• [Exercise brief] What is the number of lines in the entries below that include the word "energy"? Provide the number only.
** start Exercise inputs **
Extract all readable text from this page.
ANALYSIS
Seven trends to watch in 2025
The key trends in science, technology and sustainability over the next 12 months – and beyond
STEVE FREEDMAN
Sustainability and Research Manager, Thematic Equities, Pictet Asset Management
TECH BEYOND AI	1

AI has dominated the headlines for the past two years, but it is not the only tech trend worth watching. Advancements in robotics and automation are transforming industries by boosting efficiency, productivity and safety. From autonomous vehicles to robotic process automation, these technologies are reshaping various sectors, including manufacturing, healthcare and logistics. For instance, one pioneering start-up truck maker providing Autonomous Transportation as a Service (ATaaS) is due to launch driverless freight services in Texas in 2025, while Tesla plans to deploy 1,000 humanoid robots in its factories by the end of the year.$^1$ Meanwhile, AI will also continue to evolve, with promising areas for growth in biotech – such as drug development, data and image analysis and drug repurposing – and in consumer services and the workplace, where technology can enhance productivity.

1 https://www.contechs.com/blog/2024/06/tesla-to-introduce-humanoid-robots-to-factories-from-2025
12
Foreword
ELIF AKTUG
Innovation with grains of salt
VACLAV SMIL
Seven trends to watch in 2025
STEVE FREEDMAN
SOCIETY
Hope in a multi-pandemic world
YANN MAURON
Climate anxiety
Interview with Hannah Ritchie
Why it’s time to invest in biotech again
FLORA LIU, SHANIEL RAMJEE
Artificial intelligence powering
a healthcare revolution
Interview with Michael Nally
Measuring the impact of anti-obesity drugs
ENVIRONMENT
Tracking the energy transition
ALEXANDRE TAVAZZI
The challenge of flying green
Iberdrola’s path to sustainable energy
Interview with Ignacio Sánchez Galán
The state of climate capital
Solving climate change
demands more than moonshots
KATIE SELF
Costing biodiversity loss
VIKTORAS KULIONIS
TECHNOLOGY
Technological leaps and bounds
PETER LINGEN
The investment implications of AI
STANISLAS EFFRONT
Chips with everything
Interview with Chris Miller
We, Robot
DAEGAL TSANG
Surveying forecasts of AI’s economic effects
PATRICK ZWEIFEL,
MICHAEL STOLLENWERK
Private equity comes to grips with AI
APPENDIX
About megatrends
** end Exercise inputs **
• [Written answer] 2